* _DIRECTIONS FOR THIS TASK_:
Set down the full listing exactly, character for character.

BEGIN ENTRIES SUPPLIED

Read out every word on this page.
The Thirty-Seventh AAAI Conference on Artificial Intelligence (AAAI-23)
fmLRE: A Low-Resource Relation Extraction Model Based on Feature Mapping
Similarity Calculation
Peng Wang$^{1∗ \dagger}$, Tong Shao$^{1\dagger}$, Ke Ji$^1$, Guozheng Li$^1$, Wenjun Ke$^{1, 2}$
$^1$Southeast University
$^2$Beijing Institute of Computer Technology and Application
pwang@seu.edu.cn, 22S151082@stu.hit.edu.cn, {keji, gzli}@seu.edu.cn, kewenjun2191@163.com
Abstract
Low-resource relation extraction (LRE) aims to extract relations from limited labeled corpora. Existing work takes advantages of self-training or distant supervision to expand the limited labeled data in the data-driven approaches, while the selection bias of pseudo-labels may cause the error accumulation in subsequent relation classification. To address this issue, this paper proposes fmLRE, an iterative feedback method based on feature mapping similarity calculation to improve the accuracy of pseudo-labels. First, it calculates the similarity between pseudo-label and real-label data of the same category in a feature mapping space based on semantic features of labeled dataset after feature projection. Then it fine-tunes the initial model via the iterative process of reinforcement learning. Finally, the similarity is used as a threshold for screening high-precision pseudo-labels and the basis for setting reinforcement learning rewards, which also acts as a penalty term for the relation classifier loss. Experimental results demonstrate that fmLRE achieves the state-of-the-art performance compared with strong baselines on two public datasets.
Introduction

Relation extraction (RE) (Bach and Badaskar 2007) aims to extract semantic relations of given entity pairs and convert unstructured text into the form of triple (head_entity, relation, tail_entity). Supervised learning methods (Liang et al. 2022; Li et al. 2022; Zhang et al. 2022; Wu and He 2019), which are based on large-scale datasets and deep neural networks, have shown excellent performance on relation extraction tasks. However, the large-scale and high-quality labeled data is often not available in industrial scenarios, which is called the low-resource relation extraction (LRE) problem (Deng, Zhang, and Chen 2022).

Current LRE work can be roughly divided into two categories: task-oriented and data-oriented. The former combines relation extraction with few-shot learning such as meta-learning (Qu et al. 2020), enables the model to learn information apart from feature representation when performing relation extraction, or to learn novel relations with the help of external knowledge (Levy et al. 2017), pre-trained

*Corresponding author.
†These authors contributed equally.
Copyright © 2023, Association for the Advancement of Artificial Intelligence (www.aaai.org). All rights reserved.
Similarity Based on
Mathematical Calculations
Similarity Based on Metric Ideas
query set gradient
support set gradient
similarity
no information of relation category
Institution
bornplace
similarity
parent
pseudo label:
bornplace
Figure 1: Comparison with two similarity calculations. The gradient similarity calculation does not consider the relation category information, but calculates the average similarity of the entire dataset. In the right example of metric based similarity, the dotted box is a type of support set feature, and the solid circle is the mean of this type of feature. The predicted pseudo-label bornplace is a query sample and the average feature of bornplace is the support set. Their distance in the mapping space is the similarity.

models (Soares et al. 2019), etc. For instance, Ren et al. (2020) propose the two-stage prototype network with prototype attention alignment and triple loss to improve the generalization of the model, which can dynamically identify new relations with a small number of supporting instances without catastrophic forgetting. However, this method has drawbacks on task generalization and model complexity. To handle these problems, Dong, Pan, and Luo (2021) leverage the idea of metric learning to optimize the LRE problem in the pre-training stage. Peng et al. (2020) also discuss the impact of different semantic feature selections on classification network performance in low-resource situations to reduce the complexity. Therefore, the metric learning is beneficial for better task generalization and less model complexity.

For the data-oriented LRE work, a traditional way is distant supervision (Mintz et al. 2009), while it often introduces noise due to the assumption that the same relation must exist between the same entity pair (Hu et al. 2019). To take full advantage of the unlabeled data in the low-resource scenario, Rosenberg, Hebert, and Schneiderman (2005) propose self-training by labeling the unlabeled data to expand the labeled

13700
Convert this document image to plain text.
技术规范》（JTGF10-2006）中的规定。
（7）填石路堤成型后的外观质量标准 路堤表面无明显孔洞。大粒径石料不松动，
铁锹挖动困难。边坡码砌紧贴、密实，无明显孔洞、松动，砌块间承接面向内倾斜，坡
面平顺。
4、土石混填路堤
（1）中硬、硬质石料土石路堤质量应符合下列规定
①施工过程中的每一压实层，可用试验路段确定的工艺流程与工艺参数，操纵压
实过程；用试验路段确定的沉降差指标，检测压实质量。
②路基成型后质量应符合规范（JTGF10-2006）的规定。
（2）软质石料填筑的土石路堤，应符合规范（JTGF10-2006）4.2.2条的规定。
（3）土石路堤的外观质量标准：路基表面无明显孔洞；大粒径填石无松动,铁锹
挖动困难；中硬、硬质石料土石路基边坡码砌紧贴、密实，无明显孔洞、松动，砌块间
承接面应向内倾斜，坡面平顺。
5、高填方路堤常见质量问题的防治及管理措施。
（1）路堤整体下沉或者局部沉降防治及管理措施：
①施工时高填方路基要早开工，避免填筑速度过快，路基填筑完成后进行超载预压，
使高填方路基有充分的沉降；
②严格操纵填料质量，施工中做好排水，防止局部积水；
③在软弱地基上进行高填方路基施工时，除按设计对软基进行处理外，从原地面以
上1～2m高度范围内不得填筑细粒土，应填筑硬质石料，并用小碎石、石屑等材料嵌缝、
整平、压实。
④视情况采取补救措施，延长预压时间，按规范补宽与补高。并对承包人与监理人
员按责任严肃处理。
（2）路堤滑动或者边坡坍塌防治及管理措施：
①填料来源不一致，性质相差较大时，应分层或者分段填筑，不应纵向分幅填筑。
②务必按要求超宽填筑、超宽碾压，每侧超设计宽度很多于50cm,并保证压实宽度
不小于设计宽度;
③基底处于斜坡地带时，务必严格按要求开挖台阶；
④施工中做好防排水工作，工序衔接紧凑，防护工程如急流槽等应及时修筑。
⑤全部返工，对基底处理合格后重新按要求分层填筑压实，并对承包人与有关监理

END ENTRIES SUPPLIED

* _SOLVED EXERCISE_:
Read out every word on this page.
The Thirty-Seventh AAAI Conference on Artificial Intelligence (AAAI-23)
fmLRE: A Low-Resource Relation Extraction Model Based on Feature Mapping
Similarity Calculation
Peng Wang$^{1∗ \dagger}$, Tong Shao$^{1\dagger}$, Ke Ji$^1$, Guozheng Li$^1$, Wenjun Ke$^{1, 2}$
$^1$Southeast University
$^2$Beijing Institute of Computer Technology and Application
pwang@seu.edu.cn, 22S151082@stu.hit.edu.cn, {keji, gzli}@seu.edu.cn, kewenjun2191@163.com
Abstract
Low-resource relation extraction (LRE) aims to extract relations from limited labeled corpora. Existing work takes advantages of self-training or distant supervision to expand the limited labeled data in the data-driven approaches, while the selection bias of pseudo-labels may cause the error accumulation in subsequent relation classification. To address this issue, this paper proposes fmLRE, an iterative feedback method based on feature mapping similarity calculation to improve the accuracy of pseudo-labels. First, it calculates the similarity between pseudo-label and real-label data of the same category in a feature mapping space based on semantic features of labeled dataset after feature projection. Then it fine-tunes the initial model via the iterative process of reinforcement learning. Finally, the similarity is used as a threshold for screening high-precision pseudo-labels and the basis for setting reinforcement learning rewards, which also acts as a penalty term for the relation classifier loss. Experimental results demonstrate that fmLRE achieves the state-of-the-art performance compared with strong baselines on two public datasets.
Introduction

Relation extraction (RE) (Bach and Badaskar 2007) aims to extract semantic relations of given entity pairs and convert unstructured text into the form of triple (head_entity, relation, tail_entity). Supervised learning methods (Liang et al. 2022; Li et al. 2022; Zhang et al. 2022; Wu and He 2019), which are based on large-scale datasets and deep neural networks, have shown excellent performance on relation extraction tasks. However, the large-scale and high-quality labeled data is often not available in industrial scenarios, which is called the low-resource relation extraction (LRE) problem (Deng, Zhang, and Chen 2022).

Current LRE work can be roughly divided into two categories: task-oriented and data-oriented. The former combines relation extraction with few-shot learning such as meta-learning (Qu et al. 2020), enables the model to learn information apart from feature representation when performing relation extraction, or to learn novel relations with the help of external knowledge (Levy et al. 2017), pre-trained

*Corresponding author.
†These authors contributed equally.
Copyright © 2023, Association for the Advancement of Artificial Intelligence (www.aaai.org). All rights reserved.
Similarity Based on
Mathematical Calculations
Similarity Based on Metric Ideas
query set gradient
support set gradient
similarity
no information of relation category
Institution
bornplace
similarity
parent
pseudo label:
bornplace
Figure 1: Comparison with two similarity calculations. The gradient similarity calculation does not consider the relation category information, but calculates the average similarity of the entire dataset. In the right example of metric based similarity, the dotted box is a type of support set feature, and the solid circle is the mean of this type of feature. The predicted pseudo-label bornplace is a query sample and the average feature of bornplace is the support set. Their distance in the mapping space is the similarity.

models (Soares et al. 2019), etc. For instance, Ren et al. (2020) propose the two-stage prototype network with prototype attention alignment and triple loss to improve the generalization of the model, which can dynamically identify new relations with a small number of supporting instances without catastrophic forgetting. However, this method has drawbacks on task generalization and model complexity. To handle these problems, Dong, Pan, and Luo (2021) leverage the idea of metric learning to optimize the LRE problem in the pre-training stage. Peng et al. (2020) also discuss the impact of different semantic feature selections on classification network performance in low-resource situations to reduce the complexity. Therefore, the metric learning is beneficial for better task generalization and less model complexity.

For the data-oriented LRE work, a traditional way is distant supervision (Mintz et al. 2009), while it often introduces noise due to the assumption that the same relation must exist between the same entity pair (Hu et al. 2019). To take full advantage of the unlabeled data in the low-resource scenario, Rosenberg, Hebert, and Schneiderman (2005) propose self-training by labeling the unlabeled data to expand the labeled

13700
Convert this document image to plain text.
技术规范》（JTGF10-2006）中的规定。
（7）填石路堤成型后的外观质量标准 路堤表面无明显孔洞。大粒径石料不松动，
铁锹挖动困难。边坡码砌紧贴、密实，无明显孔洞、松动，砌块间承接面向内倾斜，坡
面平顺。
4、土石混填路堤
（1）中硬、硬质石料土石路堤质量应符合下列规定
①施工过程中的每一压实层，可用试验路段确定的工艺流程与工艺参数，操纵压
实过程；用试验路段确定的沉降差指标，检测压实质量。
②路基成型后质量应符合规范（JTGF10-2006）的规定。
（2）软质石料填筑的土石路堤，应符合规范（JTGF10-2006）4.2.2条的规定。
（3）土石路堤的外观质量标准：路基表面无明显孔洞；大粒径填石无松动,铁锹
挖动困难；中硬、硬质石料土石路基边坡码砌紧贴、密实，无明显孔洞、松动，砌块间
承接面应向内倾斜，坡面平顺。
5、高填方路堤常见质量问题的防治及管理措施。
（1）路堤整体下沉或者局部沉降防治及管理措施：
①施工时高填方路基要早开工，避免填筑速度过快，路基填筑完成后进行超载预压，
使高填方路基有充分的沉降；
②严格操纵填料质量，施工中做好排水，防止局部积水；
③在软弱地基上进行高填方路基施工时，除按设计对软基进行处理外，从原地面以
上1～2m高度范围内不得填筑细粒土，应填筑硬质石料，并用小碎石、石屑等材料嵌缝、
整平、压实。
④视情况采取补救措施，延长预压时间，按规范补宽与补高。并对承包人与监理人
员按责任严肃处理。
（2）路堤滑动或者边坡坍塌防治及管理措施：
①填料来源不一致，性质相差较大时，应分层或者分段填筑，不应纵向分幅填筑。
②务必按要求超宽填筑、超宽碾压，每侧超设计宽度很多于50cm,并保证压实宽度
不小于设计宽度;
③基底处于斜坡地带时，务必严格按要求开挖台阶；
④施工中做好防排水工作，工序衔接紧凑，防护工程如急流槽等应及时修筑。
⑤全部返工，对基底处理合格后重新按要求分层填筑压实，并对承包人与有关监理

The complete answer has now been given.